● What you are asked to do
State how many lines of the records contain the string "Heat", and give no other information.

● Dataset entries
——————

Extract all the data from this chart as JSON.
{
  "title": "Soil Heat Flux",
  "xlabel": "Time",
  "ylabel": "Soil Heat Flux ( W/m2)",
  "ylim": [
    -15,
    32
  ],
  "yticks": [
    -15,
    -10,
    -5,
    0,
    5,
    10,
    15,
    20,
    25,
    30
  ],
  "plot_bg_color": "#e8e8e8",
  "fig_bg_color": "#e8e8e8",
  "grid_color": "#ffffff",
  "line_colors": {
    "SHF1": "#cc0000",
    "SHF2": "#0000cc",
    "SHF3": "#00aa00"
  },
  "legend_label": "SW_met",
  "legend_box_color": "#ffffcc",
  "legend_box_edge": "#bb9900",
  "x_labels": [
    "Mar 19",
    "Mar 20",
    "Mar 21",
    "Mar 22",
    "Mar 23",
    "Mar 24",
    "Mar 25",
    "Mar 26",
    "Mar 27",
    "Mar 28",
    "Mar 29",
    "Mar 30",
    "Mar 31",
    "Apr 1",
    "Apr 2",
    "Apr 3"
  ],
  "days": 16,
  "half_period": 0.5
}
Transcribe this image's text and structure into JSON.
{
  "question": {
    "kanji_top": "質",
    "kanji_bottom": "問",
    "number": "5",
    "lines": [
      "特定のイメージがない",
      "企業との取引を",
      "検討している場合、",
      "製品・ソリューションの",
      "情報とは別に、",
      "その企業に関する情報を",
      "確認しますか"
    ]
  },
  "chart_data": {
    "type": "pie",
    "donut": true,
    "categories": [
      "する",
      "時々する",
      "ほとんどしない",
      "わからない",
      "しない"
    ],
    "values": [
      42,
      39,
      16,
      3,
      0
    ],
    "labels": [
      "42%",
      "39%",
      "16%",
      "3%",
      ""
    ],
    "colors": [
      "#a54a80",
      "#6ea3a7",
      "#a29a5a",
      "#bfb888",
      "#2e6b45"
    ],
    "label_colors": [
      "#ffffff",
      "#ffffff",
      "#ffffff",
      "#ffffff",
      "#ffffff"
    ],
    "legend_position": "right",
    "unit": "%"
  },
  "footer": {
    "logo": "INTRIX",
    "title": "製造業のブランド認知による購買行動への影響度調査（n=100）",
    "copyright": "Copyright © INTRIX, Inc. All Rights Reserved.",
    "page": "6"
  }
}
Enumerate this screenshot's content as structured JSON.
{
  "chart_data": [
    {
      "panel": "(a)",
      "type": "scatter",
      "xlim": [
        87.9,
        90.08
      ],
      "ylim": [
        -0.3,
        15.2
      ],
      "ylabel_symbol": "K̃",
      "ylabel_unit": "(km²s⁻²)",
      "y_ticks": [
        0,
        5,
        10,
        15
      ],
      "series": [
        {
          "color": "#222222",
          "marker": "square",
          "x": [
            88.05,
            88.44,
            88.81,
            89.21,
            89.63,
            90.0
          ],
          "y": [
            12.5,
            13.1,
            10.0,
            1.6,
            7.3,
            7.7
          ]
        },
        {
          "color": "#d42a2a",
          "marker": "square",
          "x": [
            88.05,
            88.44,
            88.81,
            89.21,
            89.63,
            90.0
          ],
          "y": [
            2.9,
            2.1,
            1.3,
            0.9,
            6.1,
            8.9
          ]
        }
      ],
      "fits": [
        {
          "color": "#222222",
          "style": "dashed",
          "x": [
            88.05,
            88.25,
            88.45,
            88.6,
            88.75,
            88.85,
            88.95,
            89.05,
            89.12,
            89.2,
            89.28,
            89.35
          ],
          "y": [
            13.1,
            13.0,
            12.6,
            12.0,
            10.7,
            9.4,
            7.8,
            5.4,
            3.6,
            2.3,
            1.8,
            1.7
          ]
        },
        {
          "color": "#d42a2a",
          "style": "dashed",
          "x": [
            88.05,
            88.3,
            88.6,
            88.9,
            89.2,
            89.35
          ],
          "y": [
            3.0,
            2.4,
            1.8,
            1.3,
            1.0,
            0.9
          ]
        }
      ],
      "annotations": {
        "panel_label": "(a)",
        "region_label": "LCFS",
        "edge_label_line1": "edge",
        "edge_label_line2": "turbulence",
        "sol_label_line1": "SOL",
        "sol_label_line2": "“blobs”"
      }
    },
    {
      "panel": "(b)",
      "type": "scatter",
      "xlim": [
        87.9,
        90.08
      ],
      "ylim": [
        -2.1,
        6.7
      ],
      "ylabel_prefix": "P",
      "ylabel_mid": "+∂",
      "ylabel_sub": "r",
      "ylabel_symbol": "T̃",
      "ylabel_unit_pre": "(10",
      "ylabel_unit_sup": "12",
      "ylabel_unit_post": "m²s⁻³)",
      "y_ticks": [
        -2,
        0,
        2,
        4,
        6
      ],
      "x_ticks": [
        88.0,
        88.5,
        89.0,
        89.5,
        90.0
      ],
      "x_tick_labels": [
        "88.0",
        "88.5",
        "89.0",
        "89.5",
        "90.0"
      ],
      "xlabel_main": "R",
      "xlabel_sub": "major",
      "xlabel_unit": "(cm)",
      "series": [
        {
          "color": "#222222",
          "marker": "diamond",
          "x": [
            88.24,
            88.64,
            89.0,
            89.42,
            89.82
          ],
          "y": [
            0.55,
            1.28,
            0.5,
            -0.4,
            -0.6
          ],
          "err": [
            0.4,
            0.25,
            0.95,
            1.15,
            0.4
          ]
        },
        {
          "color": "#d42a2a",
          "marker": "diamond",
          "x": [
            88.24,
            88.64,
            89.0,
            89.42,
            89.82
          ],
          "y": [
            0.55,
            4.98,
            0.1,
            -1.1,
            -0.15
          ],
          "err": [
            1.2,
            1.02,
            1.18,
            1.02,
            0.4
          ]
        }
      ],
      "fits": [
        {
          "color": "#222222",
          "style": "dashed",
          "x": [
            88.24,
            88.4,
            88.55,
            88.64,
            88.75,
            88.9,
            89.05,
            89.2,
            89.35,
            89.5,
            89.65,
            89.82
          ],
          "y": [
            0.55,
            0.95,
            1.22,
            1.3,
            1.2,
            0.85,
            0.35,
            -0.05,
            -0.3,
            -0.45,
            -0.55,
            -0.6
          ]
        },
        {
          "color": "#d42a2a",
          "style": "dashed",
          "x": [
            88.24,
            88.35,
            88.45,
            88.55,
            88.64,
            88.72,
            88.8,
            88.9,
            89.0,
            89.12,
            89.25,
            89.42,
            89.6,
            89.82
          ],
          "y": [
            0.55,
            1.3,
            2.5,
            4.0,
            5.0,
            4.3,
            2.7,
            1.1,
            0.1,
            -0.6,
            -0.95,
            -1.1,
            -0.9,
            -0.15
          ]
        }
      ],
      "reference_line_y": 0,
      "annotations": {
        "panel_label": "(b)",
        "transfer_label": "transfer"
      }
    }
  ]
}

——————

● The reply
2